**Records from a data collection**
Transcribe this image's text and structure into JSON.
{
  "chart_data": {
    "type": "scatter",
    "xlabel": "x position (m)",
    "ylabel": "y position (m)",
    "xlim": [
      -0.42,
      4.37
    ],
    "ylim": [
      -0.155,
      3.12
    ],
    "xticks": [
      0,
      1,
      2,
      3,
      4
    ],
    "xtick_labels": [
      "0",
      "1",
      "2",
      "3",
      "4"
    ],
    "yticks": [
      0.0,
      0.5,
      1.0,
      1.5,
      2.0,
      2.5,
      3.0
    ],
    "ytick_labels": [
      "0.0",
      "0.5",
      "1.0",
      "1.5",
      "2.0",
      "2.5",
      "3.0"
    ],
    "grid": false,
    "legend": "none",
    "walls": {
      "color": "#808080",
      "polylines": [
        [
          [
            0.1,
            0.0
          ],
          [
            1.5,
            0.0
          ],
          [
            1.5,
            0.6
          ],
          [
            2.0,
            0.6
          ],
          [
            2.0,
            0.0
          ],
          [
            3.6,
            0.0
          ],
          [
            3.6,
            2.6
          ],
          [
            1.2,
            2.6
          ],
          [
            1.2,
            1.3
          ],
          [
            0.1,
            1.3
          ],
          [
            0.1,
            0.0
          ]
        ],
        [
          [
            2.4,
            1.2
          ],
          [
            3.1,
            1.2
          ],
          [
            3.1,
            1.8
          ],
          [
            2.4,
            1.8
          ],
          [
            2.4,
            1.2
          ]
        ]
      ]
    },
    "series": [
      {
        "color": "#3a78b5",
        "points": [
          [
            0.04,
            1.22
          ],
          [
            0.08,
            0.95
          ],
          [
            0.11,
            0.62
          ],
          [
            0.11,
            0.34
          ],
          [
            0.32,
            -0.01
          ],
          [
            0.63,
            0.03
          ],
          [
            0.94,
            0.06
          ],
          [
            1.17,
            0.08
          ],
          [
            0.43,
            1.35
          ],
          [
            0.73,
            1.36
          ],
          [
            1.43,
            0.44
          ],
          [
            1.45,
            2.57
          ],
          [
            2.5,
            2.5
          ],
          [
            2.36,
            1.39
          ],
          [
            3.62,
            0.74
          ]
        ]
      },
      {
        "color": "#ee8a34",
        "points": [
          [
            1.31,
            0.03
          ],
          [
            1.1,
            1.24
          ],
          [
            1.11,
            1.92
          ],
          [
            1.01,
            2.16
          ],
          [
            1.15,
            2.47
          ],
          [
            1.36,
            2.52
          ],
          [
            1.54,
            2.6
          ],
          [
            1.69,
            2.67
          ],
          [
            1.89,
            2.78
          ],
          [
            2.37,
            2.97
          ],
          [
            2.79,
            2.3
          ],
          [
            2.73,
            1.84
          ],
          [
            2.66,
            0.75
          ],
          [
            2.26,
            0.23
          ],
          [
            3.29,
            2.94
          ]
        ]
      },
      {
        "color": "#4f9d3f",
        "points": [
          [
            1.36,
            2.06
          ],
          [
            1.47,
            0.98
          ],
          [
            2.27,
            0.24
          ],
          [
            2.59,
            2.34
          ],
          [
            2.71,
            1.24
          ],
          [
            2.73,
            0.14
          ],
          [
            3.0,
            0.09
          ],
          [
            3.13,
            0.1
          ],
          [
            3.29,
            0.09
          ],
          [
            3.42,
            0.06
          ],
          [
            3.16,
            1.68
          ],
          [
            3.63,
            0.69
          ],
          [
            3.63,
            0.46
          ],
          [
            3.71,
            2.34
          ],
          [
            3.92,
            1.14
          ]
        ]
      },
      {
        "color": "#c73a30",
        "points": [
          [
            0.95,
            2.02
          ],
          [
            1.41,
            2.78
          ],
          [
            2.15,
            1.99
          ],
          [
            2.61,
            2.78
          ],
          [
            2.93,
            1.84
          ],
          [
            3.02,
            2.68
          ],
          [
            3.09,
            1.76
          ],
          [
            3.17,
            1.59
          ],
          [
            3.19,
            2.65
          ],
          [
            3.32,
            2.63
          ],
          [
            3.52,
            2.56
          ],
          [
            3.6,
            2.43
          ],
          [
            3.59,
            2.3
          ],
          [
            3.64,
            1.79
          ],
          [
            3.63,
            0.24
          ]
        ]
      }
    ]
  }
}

**PROBLEM DETAILS**
Look through the material and say how many lines hold "color". Give the number only.

**EXERCISE ANSWER**
5